SET TASK: Would you output the whole listing below, exactly as it reads?

[Raw records]
== == ==

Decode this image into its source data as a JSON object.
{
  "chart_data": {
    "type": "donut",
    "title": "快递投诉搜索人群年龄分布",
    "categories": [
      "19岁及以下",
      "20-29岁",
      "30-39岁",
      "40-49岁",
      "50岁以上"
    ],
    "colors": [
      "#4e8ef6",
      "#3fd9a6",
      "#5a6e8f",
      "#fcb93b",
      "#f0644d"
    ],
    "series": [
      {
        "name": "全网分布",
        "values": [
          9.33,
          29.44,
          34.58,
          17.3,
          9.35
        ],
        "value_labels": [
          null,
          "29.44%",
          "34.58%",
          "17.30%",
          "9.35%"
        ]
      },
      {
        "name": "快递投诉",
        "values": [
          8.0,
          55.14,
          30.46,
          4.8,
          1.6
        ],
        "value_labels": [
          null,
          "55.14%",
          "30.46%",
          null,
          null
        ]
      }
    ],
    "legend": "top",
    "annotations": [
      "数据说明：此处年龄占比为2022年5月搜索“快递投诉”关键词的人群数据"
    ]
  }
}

== == ==

ANSWER IN FULL:
Decode this image into its source data as a JSON object.
{
  "chart_data": {
    "type": "donut",
    "title": "快递投诉搜索人群年龄分布",
    "categories": [
      "19岁及以下",
      "20-29岁",
      "30-39岁",
      "40-49岁",
      "50岁以上"
    ],
    "colors": [
      "#4e8ef6",
      "#3fd9a6",
      "#5a6e8f",
      "#fcb93b",
      "#f0644d"
    ],
    "series": [
      {
        "name": "全网分布",
        "values": [
          9.33,
          29.44,
          34.58,
          17.3,
          9.35
        ],
        "value_labels": [
          null,
          "29.44%",
          "34.58%",
          "17.30%",
          "9.35%"
        ]
      },
      {
        "name": "快递投诉",
        "values": [
          8.0,
          55.14,
          30.46,
          4.8,
          1.6
        ],
        "value_labels": [
          null,
          "55.14%",
          "30.46%",
          null,
          null
        ]
      }
    ],
    "legend": "top",
    "annotations": [
      "数据说明：此处年龄占比为2022年5月搜索“快递投诉”关键词的人群数据"
    ]
  }
}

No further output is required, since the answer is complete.